Chart and figure data

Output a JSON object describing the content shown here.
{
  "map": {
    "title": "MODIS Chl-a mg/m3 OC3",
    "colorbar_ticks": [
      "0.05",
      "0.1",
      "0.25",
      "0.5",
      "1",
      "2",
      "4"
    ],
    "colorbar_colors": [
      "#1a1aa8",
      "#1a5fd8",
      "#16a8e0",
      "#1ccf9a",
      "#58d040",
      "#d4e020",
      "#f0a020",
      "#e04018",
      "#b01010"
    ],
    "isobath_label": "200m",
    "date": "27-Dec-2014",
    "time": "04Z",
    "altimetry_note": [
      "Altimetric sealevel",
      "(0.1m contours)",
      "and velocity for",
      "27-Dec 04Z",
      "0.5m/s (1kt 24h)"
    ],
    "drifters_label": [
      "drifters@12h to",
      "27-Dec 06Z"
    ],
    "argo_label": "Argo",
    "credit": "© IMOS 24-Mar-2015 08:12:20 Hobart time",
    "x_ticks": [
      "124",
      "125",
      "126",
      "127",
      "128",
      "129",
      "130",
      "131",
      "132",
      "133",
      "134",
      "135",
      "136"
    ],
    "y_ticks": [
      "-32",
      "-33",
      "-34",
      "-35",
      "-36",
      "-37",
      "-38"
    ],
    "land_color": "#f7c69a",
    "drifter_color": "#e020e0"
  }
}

---

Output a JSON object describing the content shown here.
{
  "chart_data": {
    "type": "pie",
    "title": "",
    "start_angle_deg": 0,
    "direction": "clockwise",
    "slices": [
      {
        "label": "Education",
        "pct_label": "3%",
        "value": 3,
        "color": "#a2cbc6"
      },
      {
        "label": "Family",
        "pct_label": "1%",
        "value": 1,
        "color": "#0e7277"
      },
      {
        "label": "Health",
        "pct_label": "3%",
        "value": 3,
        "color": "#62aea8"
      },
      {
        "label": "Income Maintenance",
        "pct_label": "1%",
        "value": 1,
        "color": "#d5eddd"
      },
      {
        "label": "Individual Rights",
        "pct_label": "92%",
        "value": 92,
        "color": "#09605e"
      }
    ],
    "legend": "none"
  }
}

...

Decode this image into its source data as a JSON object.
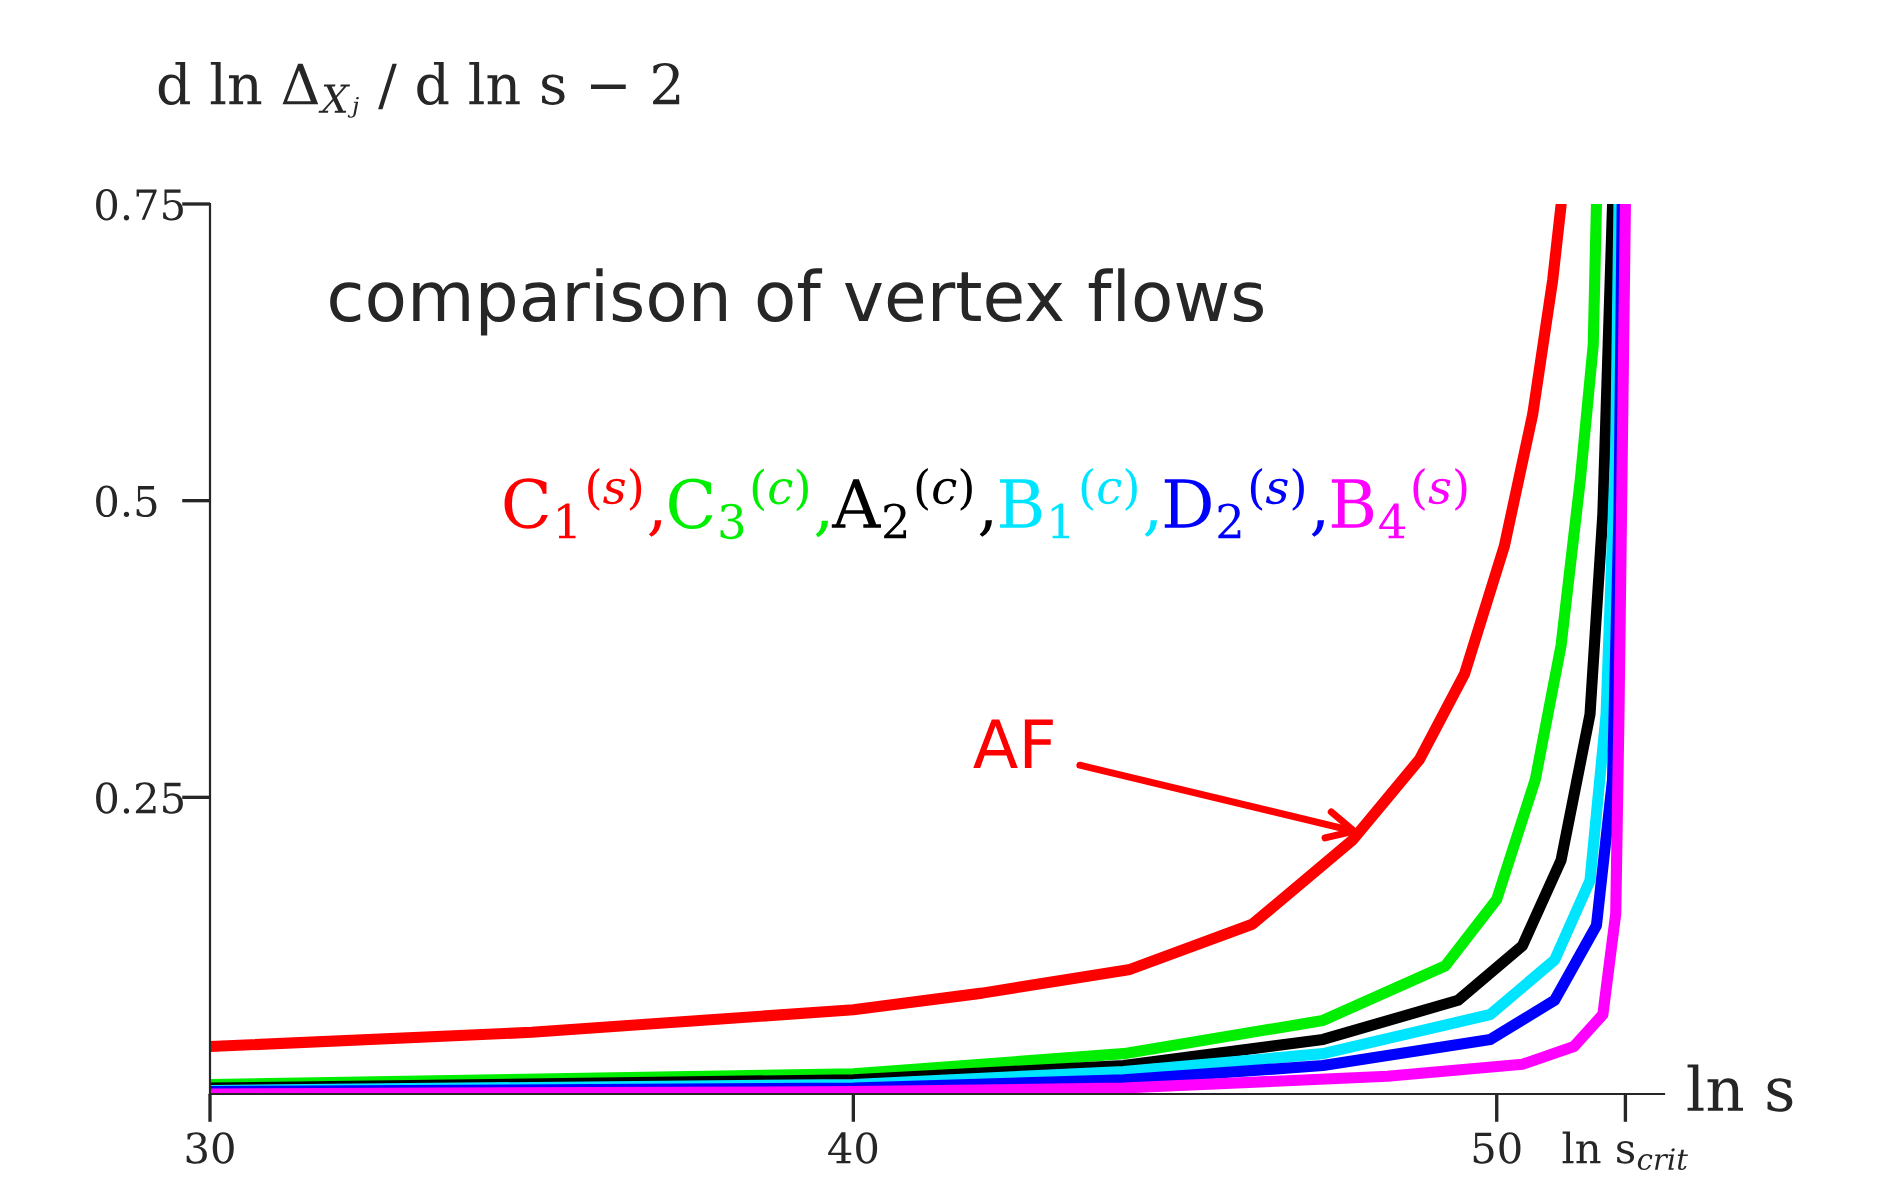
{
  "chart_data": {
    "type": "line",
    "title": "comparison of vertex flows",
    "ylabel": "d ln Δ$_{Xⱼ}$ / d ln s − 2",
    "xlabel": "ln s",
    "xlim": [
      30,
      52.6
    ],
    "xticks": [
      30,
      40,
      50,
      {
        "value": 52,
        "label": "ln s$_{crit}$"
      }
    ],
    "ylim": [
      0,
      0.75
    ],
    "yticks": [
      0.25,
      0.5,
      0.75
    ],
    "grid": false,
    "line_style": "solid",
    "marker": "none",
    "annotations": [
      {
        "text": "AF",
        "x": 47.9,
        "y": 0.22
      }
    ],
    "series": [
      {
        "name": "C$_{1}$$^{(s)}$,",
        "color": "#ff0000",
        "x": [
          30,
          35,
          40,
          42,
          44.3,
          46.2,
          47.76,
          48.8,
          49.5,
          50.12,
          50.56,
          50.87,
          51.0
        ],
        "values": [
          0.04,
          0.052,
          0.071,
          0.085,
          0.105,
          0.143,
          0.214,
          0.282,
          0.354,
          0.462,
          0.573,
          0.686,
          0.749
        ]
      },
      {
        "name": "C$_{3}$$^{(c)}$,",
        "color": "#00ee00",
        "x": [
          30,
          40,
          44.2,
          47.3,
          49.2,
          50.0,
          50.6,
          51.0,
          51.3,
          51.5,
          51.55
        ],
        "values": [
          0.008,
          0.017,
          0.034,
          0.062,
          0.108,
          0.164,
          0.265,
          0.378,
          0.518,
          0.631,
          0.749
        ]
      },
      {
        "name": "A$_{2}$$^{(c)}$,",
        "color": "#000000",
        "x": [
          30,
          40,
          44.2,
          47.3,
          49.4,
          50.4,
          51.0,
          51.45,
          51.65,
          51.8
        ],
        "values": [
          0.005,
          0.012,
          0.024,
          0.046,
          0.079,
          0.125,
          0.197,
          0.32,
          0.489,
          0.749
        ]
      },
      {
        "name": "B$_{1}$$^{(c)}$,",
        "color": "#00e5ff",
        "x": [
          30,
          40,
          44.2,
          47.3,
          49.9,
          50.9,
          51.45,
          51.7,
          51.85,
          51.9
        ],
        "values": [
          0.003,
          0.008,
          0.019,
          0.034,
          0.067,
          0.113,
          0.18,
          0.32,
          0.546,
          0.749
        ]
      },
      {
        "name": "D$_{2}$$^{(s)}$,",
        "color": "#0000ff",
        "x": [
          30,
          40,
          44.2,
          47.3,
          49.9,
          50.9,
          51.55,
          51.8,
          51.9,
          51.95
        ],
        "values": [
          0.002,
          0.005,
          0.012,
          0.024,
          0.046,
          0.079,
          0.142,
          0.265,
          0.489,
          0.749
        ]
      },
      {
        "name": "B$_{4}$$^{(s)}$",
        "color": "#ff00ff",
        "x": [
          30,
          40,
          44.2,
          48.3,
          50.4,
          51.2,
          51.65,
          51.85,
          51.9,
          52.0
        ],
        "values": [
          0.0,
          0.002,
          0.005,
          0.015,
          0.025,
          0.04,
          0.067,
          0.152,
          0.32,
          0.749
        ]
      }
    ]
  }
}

**Goal of the exercise**
Find and copy each line above that includes the string "title".

**Correct answer**
    "title": "MODIS Chl-a mg/m3 OC3",
    "title": "",
    "title": "comparison of vertex flows",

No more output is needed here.